**Aim of the exercise:** Retype each record shown below, leaving every character as it is.

**Records for this task:**
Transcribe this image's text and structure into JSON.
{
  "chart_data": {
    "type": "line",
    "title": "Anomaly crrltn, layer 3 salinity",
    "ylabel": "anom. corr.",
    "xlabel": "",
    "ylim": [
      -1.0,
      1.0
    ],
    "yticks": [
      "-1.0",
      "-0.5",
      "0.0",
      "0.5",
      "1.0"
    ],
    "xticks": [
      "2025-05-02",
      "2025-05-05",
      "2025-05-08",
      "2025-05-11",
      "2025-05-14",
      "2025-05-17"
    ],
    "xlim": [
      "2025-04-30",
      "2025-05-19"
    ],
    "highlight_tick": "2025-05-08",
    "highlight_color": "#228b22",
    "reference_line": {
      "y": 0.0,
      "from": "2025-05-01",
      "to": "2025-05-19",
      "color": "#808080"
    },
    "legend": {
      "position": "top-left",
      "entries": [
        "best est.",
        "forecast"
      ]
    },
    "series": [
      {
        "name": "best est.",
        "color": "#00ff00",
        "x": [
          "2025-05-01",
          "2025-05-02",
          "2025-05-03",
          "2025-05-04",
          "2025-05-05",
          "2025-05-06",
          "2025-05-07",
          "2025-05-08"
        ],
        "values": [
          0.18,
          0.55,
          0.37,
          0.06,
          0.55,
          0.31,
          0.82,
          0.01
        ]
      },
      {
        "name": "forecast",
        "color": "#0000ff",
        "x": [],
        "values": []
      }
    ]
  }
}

**Complete response:**
Transcribe this image's text and structure into JSON.
{
  "chart_data": {
    "type": "line",
    "title": "Anomaly crrltn, layer 3 salinity",
    "ylabel": "anom. corr.",
    "xlabel": "",
    "ylim": [
      -1.0,
      1.0
    ],
    "yticks": [
      "-1.0",
      "-0.5",
      "0.0",
      "0.5",
      "1.0"
    ],
    "xticks": [
      "2025-05-02",
      "2025-05-05",
      "2025-05-08",
      "2025-05-11",
      "2025-05-14",
      "2025-05-17"
    ],
    "xlim": [
      "2025-04-30",
      "2025-05-19"
    ],
    "highlight_tick": "2025-05-08",
    "highlight_color": "#228b22",
    "reference_line": {
      "y": 0.0,
      "from": "2025-05-01",
      "to": "2025-05-19",
      "color": "#808080"
    },
    "legend": {
      "position": "top-left",
      "entries": [
        "best est.",
        "forecast"
      ]
    },
    "series": [
      {
        "name": "best est.",
        "color": "#00ff00",
        "x": [
          "2025-05-01",
          "2025-05-02",
          "2025-05-03",
          "2025-05-04",
          "2025-05-05",
          "2025-05-06",
          "2025-05-07",
          "2025-05-08"
        ],
        "values": [
          0.18,
          0.55,
          0.37,
          0.06,
          0.55,
          0.31,
          0.82,
          0.01
        ]
      },
      {
        "name": "forecast",
        "color": "#0000ff",
        "x": [],
        "values": []
      }
    ]
  }
}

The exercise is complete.